**Instructions for the task**
Update the listing starting at its first line and ending at the line that contains "x-tick-label: 14 [221,382,235,395]" by replacing "x-tick-label" with "x-axis-label" wherever it occurs. Keep everything else the same, and return only those lines.

Records contained in a dataset
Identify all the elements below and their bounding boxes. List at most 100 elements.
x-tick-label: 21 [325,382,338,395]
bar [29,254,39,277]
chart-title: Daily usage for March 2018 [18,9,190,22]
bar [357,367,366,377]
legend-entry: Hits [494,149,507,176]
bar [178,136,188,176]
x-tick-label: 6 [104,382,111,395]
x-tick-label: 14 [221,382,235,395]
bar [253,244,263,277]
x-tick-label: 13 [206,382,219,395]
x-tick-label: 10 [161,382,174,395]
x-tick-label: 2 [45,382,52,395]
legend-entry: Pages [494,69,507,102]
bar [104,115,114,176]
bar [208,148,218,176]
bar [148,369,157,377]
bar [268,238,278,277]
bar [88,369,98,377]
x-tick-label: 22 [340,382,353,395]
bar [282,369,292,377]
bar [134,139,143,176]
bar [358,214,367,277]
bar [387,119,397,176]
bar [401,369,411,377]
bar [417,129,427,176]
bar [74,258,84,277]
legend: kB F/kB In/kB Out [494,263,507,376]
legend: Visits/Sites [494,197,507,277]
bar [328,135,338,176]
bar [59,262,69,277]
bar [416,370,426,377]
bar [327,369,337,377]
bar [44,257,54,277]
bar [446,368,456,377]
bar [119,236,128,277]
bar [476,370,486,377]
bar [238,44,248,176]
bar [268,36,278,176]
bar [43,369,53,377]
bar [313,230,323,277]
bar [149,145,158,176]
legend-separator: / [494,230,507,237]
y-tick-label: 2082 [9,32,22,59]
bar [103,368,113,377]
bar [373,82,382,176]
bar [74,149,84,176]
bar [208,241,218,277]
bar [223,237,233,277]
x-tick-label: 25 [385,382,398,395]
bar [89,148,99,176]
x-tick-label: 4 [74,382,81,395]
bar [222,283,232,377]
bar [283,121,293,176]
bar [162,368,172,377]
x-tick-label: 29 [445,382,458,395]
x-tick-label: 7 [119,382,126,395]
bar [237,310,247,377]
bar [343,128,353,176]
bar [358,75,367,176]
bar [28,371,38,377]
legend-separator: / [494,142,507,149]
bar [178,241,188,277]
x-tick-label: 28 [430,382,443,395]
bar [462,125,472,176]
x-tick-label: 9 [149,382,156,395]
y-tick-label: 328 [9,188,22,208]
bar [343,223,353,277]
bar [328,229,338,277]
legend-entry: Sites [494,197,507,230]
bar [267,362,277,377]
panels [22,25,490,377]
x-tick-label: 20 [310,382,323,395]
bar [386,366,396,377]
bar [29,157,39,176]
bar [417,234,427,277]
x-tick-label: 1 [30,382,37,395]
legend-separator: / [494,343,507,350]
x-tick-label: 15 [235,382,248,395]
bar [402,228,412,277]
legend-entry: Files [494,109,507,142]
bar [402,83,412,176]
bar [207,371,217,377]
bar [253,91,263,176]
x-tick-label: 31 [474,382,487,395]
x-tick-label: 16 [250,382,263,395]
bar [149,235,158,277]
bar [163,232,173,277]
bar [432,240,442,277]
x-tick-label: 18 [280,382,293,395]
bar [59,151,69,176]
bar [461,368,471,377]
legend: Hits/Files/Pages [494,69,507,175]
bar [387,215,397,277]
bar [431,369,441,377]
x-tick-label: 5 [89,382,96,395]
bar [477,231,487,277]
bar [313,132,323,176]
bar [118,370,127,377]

**Correct output**
Identify all the elements below and their bounding boxes. List at most 100 elements.
x-axis-label: 21 [325,382,338,395]
bar [29,254,39,277]
chart-title: Daily usage for March 2018 [18,9,190,22]
bar [357,367,366,377]
legend-entry: Hits [494,149,507,176]
bar [178,136,188,176]
x-axis-label: 6 [104,382,111,395]
x-axis-label: 14 [221,382,235,395]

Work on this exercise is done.